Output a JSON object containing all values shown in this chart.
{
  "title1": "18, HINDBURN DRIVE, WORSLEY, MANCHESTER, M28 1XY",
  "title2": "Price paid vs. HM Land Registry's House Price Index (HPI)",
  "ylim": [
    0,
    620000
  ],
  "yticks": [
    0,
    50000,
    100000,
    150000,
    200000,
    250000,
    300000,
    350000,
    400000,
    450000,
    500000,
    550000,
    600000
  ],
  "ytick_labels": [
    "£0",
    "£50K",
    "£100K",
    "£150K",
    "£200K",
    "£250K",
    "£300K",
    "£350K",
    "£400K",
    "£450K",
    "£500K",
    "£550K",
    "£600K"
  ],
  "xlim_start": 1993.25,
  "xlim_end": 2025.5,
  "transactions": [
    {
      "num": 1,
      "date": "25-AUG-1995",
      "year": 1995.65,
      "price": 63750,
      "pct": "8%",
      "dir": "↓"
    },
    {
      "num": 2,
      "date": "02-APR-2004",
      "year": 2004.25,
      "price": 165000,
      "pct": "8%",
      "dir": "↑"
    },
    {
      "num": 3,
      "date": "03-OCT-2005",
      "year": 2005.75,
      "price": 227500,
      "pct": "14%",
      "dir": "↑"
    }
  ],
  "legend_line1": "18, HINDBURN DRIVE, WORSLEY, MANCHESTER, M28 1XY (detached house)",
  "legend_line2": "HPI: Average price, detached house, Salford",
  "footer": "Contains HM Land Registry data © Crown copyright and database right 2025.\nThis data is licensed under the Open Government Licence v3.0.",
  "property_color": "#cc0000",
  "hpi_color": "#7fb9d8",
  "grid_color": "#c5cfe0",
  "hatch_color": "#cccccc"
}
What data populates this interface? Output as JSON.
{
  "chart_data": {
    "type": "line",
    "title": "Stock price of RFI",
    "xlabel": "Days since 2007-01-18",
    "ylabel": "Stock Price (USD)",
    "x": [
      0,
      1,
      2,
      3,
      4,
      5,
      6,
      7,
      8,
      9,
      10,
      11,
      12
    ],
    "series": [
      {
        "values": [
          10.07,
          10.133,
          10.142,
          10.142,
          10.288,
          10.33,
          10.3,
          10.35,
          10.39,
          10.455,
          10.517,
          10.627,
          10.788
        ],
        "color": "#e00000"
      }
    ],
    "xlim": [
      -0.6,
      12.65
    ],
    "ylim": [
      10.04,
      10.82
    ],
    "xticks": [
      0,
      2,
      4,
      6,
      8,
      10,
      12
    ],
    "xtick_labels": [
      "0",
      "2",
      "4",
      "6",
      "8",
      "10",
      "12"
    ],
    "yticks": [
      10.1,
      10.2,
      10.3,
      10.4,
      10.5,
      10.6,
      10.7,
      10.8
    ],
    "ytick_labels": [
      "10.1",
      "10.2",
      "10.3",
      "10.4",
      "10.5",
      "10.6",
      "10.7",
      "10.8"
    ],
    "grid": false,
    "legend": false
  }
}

============================================================

(Request) Give an exact copy of all the data shown above.

(Written solution)
Output a JSON object containing all values shown in this chart.
{
  "title1": "18, HINDBURN DRIVE, WORSLEY, MANCHESTER, M28 1XY",
  "title2": "Price paid vs. HM Land Registry's House Price Index (HPI)",
  "ylim": [
    0,
    620000
  ],
  "yticks": [
    0,
    50000,
    100000,
    150000,
    200000,
    250000,
    300000,
    350000,
    400000,
    450000,
    500000,
    550000,
    600000
  ],
  "ytick_labels": [
    "£0",
    "£50K",
    "£100K",
    "£150K",
    "£200K",
    "£250K",
    "£300K",
    "£350K",
    "£400K",
    "£450K",
    "£500K",
    "£550K",
    "£600K"
  ],
  "xlim_start": 1993.25,
  "xlim_end": 2025.5,
  "transactions": [
    {
      "num": 1,
      "date": "25-AUG-1995",
      "year": 1995.65,
      "price": 63750,
      "pct": "8%",
      "dir": "↓"
    },
    {
      "num": 2,
      "date": "02-APR-2004",
      "year": 2004.25,
      "price": 165000,
      "pct": "8%",
      "dir": "↑"
    },
    {
      "num": 3,
      "date": "03-OCT-2005",
      "year": 2005.75,
      "price": 227500,
      "pct": "14%",
      "dir": "↑"
    }
  ],
  "legend_line1": "18, HINDBURN DRIVE, WORSLEY, MANCHESTER, M28 1XY (detached house)",
  "legend_line2": "HPI: Average price, detached house, Salford",
  "footer": "Contains HM Land Registry data © Crown copyright and database right 2025.\nThis data is licensed under the Open Government Licence v3.0.",
  "property_color": "#cc0000",
  "hpi_color": "#7fb9d8",
  "grid_color": "#c5cfe0",
  "hatch_color": "#cccccc"
}
What data populates this interface? Output as JSON.
{
  "chart_data": {
    "type": "line",
    "title": "Stock price of RFI",
    "xlabel": "Days since 2007-01-18",
    "ylabel": "Stock Price (USD)",
    "x": [
      0,
      1,
      2,
      3,
      4,
      5,
      6,
      7,
      8,
      9,
      10,
      11,
      12
    ],
    "series": [
      {
        "values": [
          10.07,
          10.133,
          10.142,
          10.142,
          10.288,
          10.33,
          10.3,
          10.35,
          10.39,
          10.455,
          10.517,
          10.627,
          10.788
        ],
        "color": "#e00000"
      }
    ],
    "xlim": [
      -0.6,
      12.65
    ],
    "ylim": [
      10.04,
      10.82
    ],
    "xticks": [
      0,
      2,
      4,
      6,
      8,
      10,
      12
    ],
    "xtick_labels": [
      "0",
      "2",
      "4",
      "6",
      "8",
      "10",
      "12"
    ],
    "yticks": [
      10.1,
      10.2,
      10.3,
      10.4,
      10.5,
      10.6,
      10.7,
      10.8
    ],
    "ytick_labels": [
      "10.1",
      "10.2",
      "10.3",
      "10.4",
      "10.5",
      "10.6",
      "10.7",
      "10.8"
    ],
    "grid": false,
    "legend": false
  }
}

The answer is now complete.